Bounding box annotations
########################################
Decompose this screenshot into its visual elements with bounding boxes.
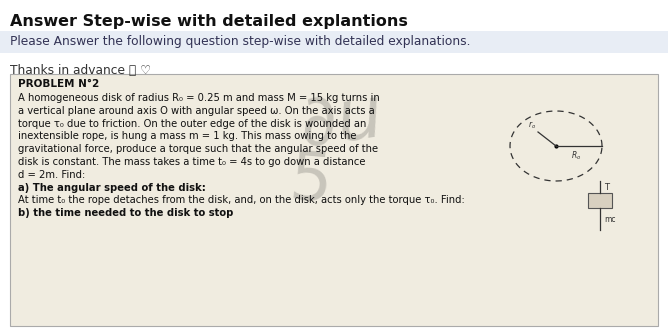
Text: torque τ₀ due to friction. On the outer edge of the disk is wounded an: torque τ₀ due to friction. On the outer … bbox=[18, 119, 366, 129]
Text: Thanks in advance 🙏 ♡: Thanks in advance 🙏 ♡ bbox=[10, 64, 151, 77]
FancyBboxPatch shape bbox=[588, 193, 612, 208]
Bar bbox=[0, 31, 668, 53]
Text: d = 2m. Find:: d = 2m. Find: bbox=[18, 170, 86, 180]
FancyBboxPatch shape bbox=[10, 74, 658, 326]
Text: $\partial u$: $\partial u$ bbox=[295, 80, 385, 162]
Text: a) The angular speed of the disk:: a) The angular speed of the disk: bbox=[18, 182, 206, 193]
Text: Please Answer the following question step-wise with detailed explanations.: Please Answer the following question ste… bbox=[10, 36, 470, 48]
Text: inextensible rope, is hung a mass m = 1 kg. This mass owing to the: inextensible rope, is hung a mass m = 1 … bbox=[18, 131, 357, 141]
Text: mc: mc bbox=[604, 214, 615, 223]
Text: disk is constant. The mass takes a time t₀ = 4s to go down a distance: disk is constant. The mass takes a time … bbox=[18, 157, 365, 167]
Text: $r_o$: $r_o$ bbox=[528, 120, 536, 131]
Text: $5$: $5$ bbox=[286, 147, 330, 215]
Text: A homogeneous disk of radius R₀ = 0.25 m and mass M = 15 kg turns in: A homogeneous disk of radius R₀ = 0.25 m… bbox=[18, 93, 379, 103]
Text: PROBLEM N°2: PROBLEM N°2 bbox=[18, 79, 100, 89]
Text: T: T bbox=[604, 182, 609, 192]
Text: $R_o$: $R_o$ bbox=[571, 149, 581, 162]
Text: At time t₀ the rope detaches from the disk, and, on the disk, acts only the torq: At time t₀ the rope detaches from the di… bbox=[18, 196, 465, 205]
Text: gravitational force, produce a torque such that the angular speed of the: gravitational force, produce a torque su… bbox=[18, 144, 378, 154]
Text: b) the time needed to the disk to stop: b) the time needed to the disk to stop bbox=[18, 208, 233, 218]
Text: a vertical plane around axis O with angular speed ω. On the axis acts a: a vertical plane around axis O with angu… bbox=[18, 106, 375, 116]
Text: Answer Step-wise with detailed explantions: Answer Step-wise with detailed explantio… bbox=[10, 14, 408, 29]
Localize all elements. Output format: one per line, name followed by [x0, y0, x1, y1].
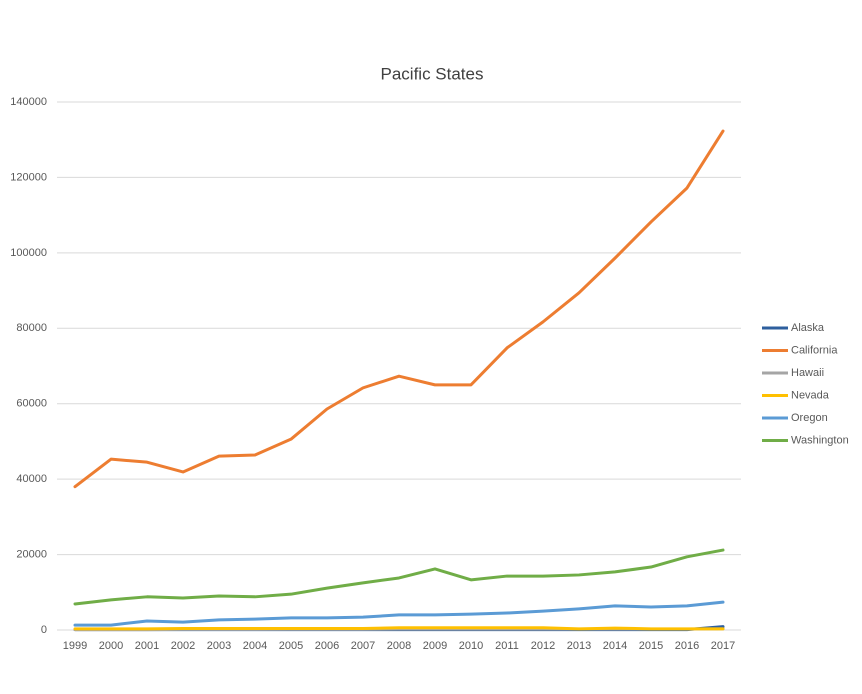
########################################
Exercise task
Rewrite the records above with every "FancyBboxPatch" changed to "RoundedBox" and everything else left as it is. Omit the pictures from your version.

Final result
Decompose this screenshot into its visual elements with bounding boxes.
Text: torque τ₀ due to friction. On the outer edge of the disk is wounded an: torque τ₀ due to friction. On the outer … bbox=[18, 119, 366, 129]
Text: Thanks in advance 🙏 ♡: Thanks in advance 🙏 ♡ bbox=[10, 64, 151, 77]
RoundedBox shape bbox=[588, 193, 612, 208]
Bar bbox=[0, 31, 668, 53]
Text: d = 2m. Find:: d = 2m. Find: bbox=[18, 170, 86, 180]
RoundedBox shape bbox=[10, 74, 658, 326]
Text: $\partial u$: $\partial u$ bbox=[295, 80, 385, 162]
Text: a) The angular speed of the disk:: a) The angular speed of the disk: bbox=[18, 182, 206, 193]
Text: Please Answer the following question step-wise with detailed explanations.: Please Answer the following question ste… bbox=[10, 36, 470, 48]
Text: inextensible rope, is hung a mass m = 1 kg. This mass owing to the: inextensible rope, is hung a mass m = 1 … bbox=[18, 131, 357, 141]
Text: mc: mc bbox=[604, 214, 615, 223]
Text: disk is constant. The mass takes a time t₀ = 4s to go down a distance: disk is constant. The mass takes a time … bbox=[18, 157, 365, 167]
Text: $r_o$: $r_o$ bbox=[528, 120, 536, 131]
Text: $5$: $5$ bbox=[286, 147, 330, 215]
Text: A homogeneous disk of radius R₀ = 0.25 m and mass M = 15 kg turns in: A homogeneous disk of radius R₀ = 0.25 m… bbox=[18, 93, 379, 103]
Text: PROBLEM N°2: PROBLEM N°2 bbox=[18, 79, 100, 89]
Text: T: T bbox=[604, 182, 609, 192]
Text: $R_o$: $R_o$ bbox=[571, 149, 581, 162]
Text: At time t₀ the rope detaches from the disk, and, on the disk, acts only the torq: At time t₀ the rope detaches from the di… bbox=[18, 196, 465, 205]
Text: gravitational force, produce a torque such that the angular speed of the: gravitational force, produce a torque su… bbox=[18, 144, 378, 154]
Text: b) the time needed to the disk to stop: b) the time needed to the disk to stop bbox=[18, 208, 233, 218]
Text: a vertical plane around axis O with angular speed ω. On the axis acts a: a vertical plane around axis O with angu… bbox=[18, 106, 375, 116]
Text: Answer Step-wise with detailed explantions: Answer Step-wise with detailed explantio… bbox=[10, 14, 408, 29]
Localize all elements. Output format: one per line, name followed by [x0, y0, x1, y1].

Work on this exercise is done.